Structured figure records
:::

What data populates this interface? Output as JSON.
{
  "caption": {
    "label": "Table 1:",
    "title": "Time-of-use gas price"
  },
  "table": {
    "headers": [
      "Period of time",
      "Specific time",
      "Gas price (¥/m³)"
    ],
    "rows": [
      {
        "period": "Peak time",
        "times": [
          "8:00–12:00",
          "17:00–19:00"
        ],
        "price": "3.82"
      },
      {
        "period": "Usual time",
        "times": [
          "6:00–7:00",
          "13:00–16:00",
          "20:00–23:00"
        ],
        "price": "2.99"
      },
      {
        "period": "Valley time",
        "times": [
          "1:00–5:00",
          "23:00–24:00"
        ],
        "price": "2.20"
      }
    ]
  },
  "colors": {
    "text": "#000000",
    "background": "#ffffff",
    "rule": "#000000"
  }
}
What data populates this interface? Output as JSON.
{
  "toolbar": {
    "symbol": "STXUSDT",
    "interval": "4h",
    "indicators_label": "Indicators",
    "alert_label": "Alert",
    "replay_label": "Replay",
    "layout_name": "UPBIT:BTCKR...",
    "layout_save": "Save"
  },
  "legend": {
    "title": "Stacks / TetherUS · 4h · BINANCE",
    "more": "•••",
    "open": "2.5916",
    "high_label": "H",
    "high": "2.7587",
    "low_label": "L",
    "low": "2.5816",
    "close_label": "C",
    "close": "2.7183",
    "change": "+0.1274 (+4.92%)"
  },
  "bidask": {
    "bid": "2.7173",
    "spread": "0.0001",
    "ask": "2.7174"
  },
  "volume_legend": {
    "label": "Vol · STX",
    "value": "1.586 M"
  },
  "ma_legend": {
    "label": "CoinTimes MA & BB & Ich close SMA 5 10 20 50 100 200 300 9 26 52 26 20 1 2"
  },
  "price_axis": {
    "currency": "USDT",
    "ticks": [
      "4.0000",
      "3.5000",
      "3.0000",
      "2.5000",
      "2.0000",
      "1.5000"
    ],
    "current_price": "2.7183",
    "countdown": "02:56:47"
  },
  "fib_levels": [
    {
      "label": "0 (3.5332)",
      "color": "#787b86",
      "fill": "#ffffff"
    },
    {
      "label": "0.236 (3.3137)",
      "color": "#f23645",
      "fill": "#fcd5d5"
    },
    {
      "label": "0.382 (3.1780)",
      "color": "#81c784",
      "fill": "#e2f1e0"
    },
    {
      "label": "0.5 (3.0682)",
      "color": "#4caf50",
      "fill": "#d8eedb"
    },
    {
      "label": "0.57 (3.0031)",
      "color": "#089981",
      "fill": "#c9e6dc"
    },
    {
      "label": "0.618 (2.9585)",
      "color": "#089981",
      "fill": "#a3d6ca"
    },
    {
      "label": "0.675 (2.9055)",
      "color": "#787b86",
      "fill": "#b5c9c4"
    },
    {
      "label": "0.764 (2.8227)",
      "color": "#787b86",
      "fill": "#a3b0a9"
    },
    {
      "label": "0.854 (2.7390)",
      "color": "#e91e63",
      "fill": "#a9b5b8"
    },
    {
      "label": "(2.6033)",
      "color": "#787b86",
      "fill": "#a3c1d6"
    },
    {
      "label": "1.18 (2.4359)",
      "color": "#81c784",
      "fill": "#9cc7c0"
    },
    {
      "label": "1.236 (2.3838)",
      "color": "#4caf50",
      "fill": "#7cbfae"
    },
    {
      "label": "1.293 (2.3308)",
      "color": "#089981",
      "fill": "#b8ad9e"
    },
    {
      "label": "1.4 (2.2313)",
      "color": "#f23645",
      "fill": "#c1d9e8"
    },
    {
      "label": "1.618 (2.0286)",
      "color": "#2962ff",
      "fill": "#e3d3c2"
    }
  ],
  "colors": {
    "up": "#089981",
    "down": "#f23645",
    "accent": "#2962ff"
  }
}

:::

> **OBJECTIVE**:
All of the entries must be quoted exactly; please include each one.

> **RESULT FOR THIS EXERCISE**:
What data populates this interface? Output as JSON.
{
  "caption": {
    "label": "Table 1:",
    "title": "Time-of-use gas price"
  },
  "table": {
    "headers": [
      "Period of time",
      "Specific time",
      "Gas price (¥/m³)"
    ],
    "rows": [
      {
        "period": "Peak time",
        "times": [
          "8:00–12:00",
          "17:00–19:00"
        ],
        "price": "3.82"
      },
      {
        "period": "Usual time",
        "times": [
          "6:00–7:00",
          "13:00–16:00",
          "20:00–23:00"
        ],
        "price": "2.99"
      },
      {
        "period": "Valley time",
        "times": [
          "1:00–5:00",
          "23:00–24:00"
        ],
        "price": "2.20"
      }
    ]
  },
  "colors": {
    "text": "#000000",
    "background": "#ffffff",
    "rule": "#000000"
  }
}
What data populates this interface? Output as JSON.
{
  "toolbar": {
    "symbol": "STXUSDT",
    "interval": "4h",
    "indicators_label": "Indicators",
    "alert_label": "Alert",
    "replay_label": "Replay",
    "layout_name": "UPBIT:BTCKR...",
    "layout_save": "Save"
  },
  "legend": {
    "title": "Stacks / TetherUS · 4h · BINANCE",
    "more": "•••",
    "open": "2.5916",
    "high_label": "H",
    "high": "2.7587",
    "low_label": "L",
    "low": "2.5816",
    "close_label": "C",
    "close": "2.7183",
    "change": "+0.1274 (+4.92%)"
  },
  "bidask": {
    "bid": "2.7173",
    "spread": "0.0001",
    "ask": "2.7174"
  },
  "volume_legend": {
    "label": "Vol · STX",
    "value": "1.586 M"
  },
  "ma_legend": {
    "label": "CoinTimes MA & BB & Ich close SMA 5 10 20 50 100 200 300 9 26 52 26 20 1 2"
  },
  "price_axis": {
    "currency": "USDT",
    "ticks": [
      "4.0000",
      "3.5000",
      "3.0000",
      "2.5000",
      "2.0000",
      "1.5000"
    ],
    "current_price": "2.7183",
    "countdown": "02:56:47"
  },
  "fib_levels": [
    {
      "label": "0 (3.5332)",
      "color": "#787b86",
      "fill": "#ffffff"
    },
    {
      "label": "0.236 (3.3137)",
      "color": "#f23645",
      "fill": "#fcd5d5"
    },
    {
      "label": "0.382 (3.1780)",
      "color": "#81c784",
      "fill": "#e2f1e0"
    },
    {
      "label": "0.5 (3.0682)",
      "color": "#4caf50",
      "fill": "#d8eedb"
    },
    {
      "label": "0.57 (3.0031)",
      "color": "#089981",
      "fill": "#c9e6dc"
    },
    {
      "label": "0.618 (2.9585)",
      "color": "#089981",
      "fill": "#a3d6ca"
    },
    {
      "label": "0.675 (2.9055)",
      "color": "#787b86",
      "fill": "#b5c9c4"
    },
    {
      "label": "0.764 (2.8227)",
      "color": "#787b86",
      "fill": "#a3b0a9"
    },
    {
      "label": "0.854 (2.7390)",
      "color": "#e91e63",
      "fill": "#a9b5b8"
    },
    {
      "label": "(2.6033)",
      "color": "#787b86",
      "fill": "#a3c1d6"
    },
    {
      "label": "1.18 (2.4359)",
      "color": "#81c784",
      "fill": "#9cc7c0"
    },
    {
      "label": "1.236 (2.3838)",
      "color": "#4caf50",
      "fill": "#7cbfae"
    },
    {
      "label": "1.293 (2.3308)",
      "color": "#089981",
      "fill": "#b8ad9e"
    },
    {
      "label": "1.4 (2.2313)",
      "color": "#f23645",
      "fill": "#c1d9e8"
    },
    {
      "label": "1.618 (2.0286)",
      "color": "#2962ff",
      "fill": "#e3d3c2"
    }
  ],
  "colors": {
    "up": "#089981",
    "down": "#f23645",
    "accent": "#2962ff"
  }
}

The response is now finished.